INSTRUCTIONS TO FOLLOW: Check the listing below line by line and report how many lines hold "望您理解", with no other words.

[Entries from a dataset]
— begin —
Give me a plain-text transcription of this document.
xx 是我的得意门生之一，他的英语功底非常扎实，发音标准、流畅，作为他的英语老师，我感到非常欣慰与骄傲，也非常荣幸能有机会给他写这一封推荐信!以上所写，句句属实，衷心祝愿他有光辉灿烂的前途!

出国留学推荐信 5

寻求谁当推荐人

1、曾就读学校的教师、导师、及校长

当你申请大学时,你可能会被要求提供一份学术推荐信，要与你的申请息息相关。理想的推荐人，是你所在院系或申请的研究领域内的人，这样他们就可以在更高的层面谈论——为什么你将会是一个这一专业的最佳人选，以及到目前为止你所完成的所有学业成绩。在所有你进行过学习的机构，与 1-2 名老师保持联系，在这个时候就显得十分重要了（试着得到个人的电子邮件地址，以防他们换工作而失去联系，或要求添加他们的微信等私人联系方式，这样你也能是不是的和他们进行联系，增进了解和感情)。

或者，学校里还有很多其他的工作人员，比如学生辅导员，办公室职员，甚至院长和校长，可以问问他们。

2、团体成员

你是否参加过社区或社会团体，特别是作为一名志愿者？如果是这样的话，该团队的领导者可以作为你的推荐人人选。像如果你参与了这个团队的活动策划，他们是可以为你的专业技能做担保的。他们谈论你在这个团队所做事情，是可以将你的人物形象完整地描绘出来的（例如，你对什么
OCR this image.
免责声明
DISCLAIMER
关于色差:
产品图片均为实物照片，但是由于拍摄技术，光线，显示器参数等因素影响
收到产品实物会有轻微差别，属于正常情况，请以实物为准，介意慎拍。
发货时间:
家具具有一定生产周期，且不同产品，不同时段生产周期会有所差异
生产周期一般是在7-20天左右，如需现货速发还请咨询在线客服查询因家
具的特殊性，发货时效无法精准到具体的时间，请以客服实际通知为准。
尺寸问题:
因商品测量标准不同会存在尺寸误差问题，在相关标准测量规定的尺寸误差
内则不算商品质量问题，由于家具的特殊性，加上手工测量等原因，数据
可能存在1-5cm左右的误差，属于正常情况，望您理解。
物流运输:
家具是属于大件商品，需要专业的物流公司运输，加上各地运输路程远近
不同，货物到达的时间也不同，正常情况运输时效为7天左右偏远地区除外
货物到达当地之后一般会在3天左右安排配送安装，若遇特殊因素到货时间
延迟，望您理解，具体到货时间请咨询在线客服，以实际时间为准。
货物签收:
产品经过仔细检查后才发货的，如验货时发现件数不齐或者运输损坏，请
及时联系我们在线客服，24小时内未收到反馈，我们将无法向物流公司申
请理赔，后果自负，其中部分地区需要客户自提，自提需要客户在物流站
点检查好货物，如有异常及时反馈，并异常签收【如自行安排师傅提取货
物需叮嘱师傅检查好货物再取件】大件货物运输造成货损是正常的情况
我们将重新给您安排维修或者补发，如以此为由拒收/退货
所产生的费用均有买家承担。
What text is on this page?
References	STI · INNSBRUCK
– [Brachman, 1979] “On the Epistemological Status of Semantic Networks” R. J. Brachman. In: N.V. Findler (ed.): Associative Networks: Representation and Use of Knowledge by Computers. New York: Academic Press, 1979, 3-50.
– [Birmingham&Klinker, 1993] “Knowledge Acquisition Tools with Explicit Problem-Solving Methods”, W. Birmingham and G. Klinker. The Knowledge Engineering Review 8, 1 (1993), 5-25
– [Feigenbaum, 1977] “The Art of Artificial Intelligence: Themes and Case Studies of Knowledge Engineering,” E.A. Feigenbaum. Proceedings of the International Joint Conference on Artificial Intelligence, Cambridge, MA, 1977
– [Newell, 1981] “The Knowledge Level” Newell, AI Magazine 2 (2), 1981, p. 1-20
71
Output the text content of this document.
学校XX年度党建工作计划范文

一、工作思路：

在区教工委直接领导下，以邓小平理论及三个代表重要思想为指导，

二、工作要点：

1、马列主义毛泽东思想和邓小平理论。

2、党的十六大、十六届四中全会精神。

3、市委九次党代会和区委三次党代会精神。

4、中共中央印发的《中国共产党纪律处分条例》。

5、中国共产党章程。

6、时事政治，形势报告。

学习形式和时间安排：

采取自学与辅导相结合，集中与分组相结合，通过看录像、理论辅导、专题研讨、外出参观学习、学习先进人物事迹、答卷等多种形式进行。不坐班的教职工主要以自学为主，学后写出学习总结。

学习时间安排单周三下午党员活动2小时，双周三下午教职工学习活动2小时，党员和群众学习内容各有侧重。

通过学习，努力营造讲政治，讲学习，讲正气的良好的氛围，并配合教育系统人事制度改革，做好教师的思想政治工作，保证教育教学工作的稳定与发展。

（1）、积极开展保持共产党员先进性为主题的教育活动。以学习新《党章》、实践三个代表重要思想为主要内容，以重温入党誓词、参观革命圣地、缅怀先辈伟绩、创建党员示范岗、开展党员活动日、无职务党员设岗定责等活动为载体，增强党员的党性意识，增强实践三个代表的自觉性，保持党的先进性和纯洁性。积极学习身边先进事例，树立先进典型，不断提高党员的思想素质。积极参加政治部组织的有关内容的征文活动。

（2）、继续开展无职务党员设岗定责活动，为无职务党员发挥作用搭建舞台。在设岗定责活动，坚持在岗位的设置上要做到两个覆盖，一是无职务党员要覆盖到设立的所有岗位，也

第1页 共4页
— end —
RESPONSE TO THIS TASK: 2